ENTRIES
______________________________

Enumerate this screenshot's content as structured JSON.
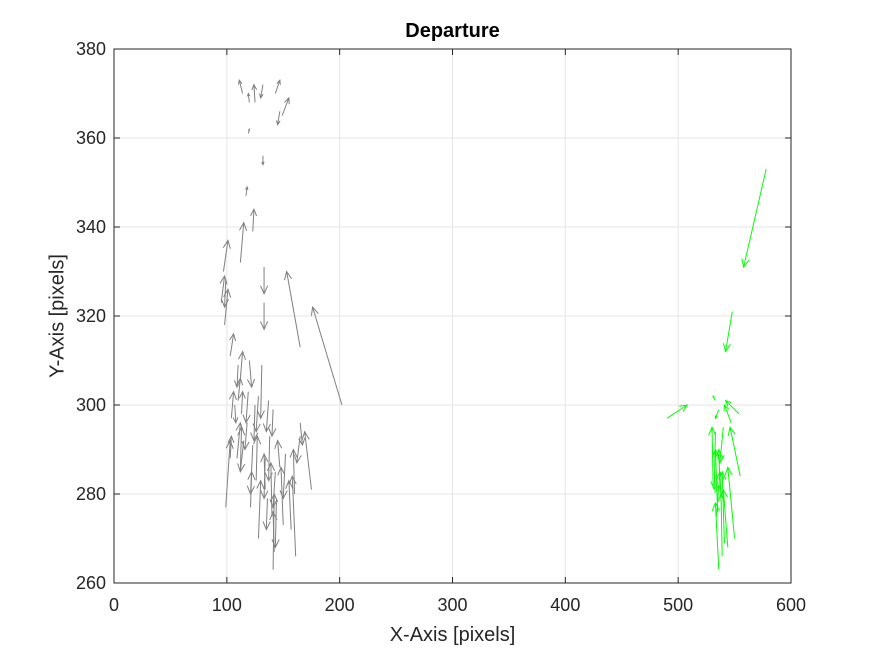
{
  "chart_data": {
    "type": "quiver",
    "title": "Departure",
    "xlabel": "X-Axis [pixels]",
    "ylabel": "Y-Axis [pixels]",
    "xlim": [
      0,
      600
    ],
    "ylim": [
      260,
      380
    ],
    "xticks": [
      0,
      100,
      200,
      300,
      400,
      500,
      600
    ],
    "yticks": [
      260,
      280,
      300,
      320,
      340,
      360,
      380
    ],
    "grid": true,
    "series": [
      {
        "color": "#808080",
        "arrows": [
          [
            114,
            370,
            111,
            373
          ],
          [
            125,
            368,
            124,
            372
          ],
          [
            132,
            372,
            130,
            369
          ],
          [
            143,
            370,
            147,
            373
          ],
          [
            120,
            368,
            119,
            370
          ],
          [
            147,
            366,
            145,
            363
          ],
          [
            149,
            365,
            155,
            369
          ],
          [
            119,
            361,
            120,
            362
          ],
          [
            132,
            356,
            132,
            354
          ],
          [
            117,
            347,
            118,
            349
          ],
          [
            123,
            339,
            124,
            344
          ],
          [
            112,
            332,
            115,
            341
          ],
          [
            97,
            330,
            101,
            337
          ],
          [
            133,
            331,
            133,
            325
          ],
          [
            133,
            323,
            133,
            317
          ],
          [
            99,
            328,
            98,
            322
          ],
          [
            95,
            323,
            98,
            329
          ],
          [
            98,
            318,
            101,
            326
          ],
          [
            165,
            313,
            153,
            330
          ],
          [
            202,
            300,
            176,
            322
          ],
          [
            103,
            311,
            106,
            316
          ],
          [
            110,
            309,
            109,
            304
          ],
          [
            112,
            306,
            114,
            312
          ],
          [
            119,
            303,
            117,
            296
          ],
          [
            110,
            301,
            112,
            306
          ],
          [
            104,
            297,
            106,
            303
          ],
          [
            107,
            300,
            108,
            296
          ],
          [
            120,
            310,
            122,
            304
          ],
          [
            131,
            309,
            130,
            297
          ],
          [
            113,
            298,
            114,
            303
          ],
          [
            125,
            300,
            124,
            292
          ],
          [
            128,
            302,
            126,
            294
          ],
          [
            137,
            301,
            135,
            294
          ],
          [
            141,
            299,
            140,
            293
          ],
          [
            118,
            296,
            116,
            290
          ],
          [
            115,
            292,
            112,
            285
          ],
          [
            103,
            288,
            104,
            293
          ],
          [
            99,
            277,
            103,
            292
          ],
          [
            109,
            288,
            112,
            296
          ],
          [
            123,
            291,
            121,
            280
          ],
          [
            126,
            283,
            127,
            293
          ],
          [
            134,
            288,
            133,
            279
          ],
          [
            138,
            293,
            137,
            283
          ],
          [
            147,
            286,
            145,
            292
          ],
          [
            152,
            289,
            150,
            279
          ],
          [
            143,
            285,
            141,
            277
          ],
          [
            136,
            279,
            135,
            272
          ],
          [
            140,
            275,
            139,
            287
          ],
          [
            144,
            279,
            143,
            268
          ],
          [
            150,
            273,
            148,
            286
          ],
          [
            157,
            272,
            155,
            283
          ],
          [
            160,
            280,
            159,
            290
          ],
          [
            165,
            293,
            162,
            287
          ],
          [
            175,
            281,
            169,
            294
          ],
          [
            165,
            296,
            167,
            291
          ],
          [
            121,
            277,
            122,
            285
          ],
          [
            128,
            270,
            130,
            283
          ],
          [
            141,
            263,
            142,
            280
          ],
          [
            142,
            267,
            141,
            276
          ],
          [
            134,
            281,
            133,
            289
          ],
          [
            161,
            266,
            158,
            284
          ],
          [
            112,
            285,
            113,
            295
          ]
        ]
      },
      {
        "color": "#00ff00",
        "arrows": [
          [
            578,
            353,
            558,
            331
          ],
          [
            548,
            321,
            542,
            312
          ],
          [
            490,
            297,
            508,
            300
          ],
          [
            554,
            298,
            542,
            301
          ],
          [
            533,
            301,
            531,
            302
          ],
          [
            536,
            299,
            533,
            297
          ],
          [
            547,
            296,
            541,
            300
          ],
          [
            533,
            294,
            532,
            281
          ],
          [
            540,
            295,
            537,
            287
          ],
          [
            555,
            284,
            546,
            295
          ],
          [
            531,
            282,
            530,
            295
          ],
          [
            537,
            282,
            536,
            290
          ],
          [
            535,
            276,
            533,
            290
          ],
          [
            538,
            279,
            537,
            285
          ],
          [
            536,
            263,
            533,
            278
          ],
          [
            539,
            266,
            538,
            280
          ],
          [
            541,
            269,
            539,
            285
          ],
          [
            544,
            268,
            540,
            281
          ],
          [
            550,
            270,
            544,
            286
          ],
          [
            534,
            275,
            536,
            282
          ]
        ]
      }
    ]
  }
}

______________________________

GIVEN REQUEST
Take each line containing the string "Axis" and copy it out.

THE ANSWER
    "xlabel": "X-Axis [pixels]",
    "ylabel": "Y-Axis [pixels]",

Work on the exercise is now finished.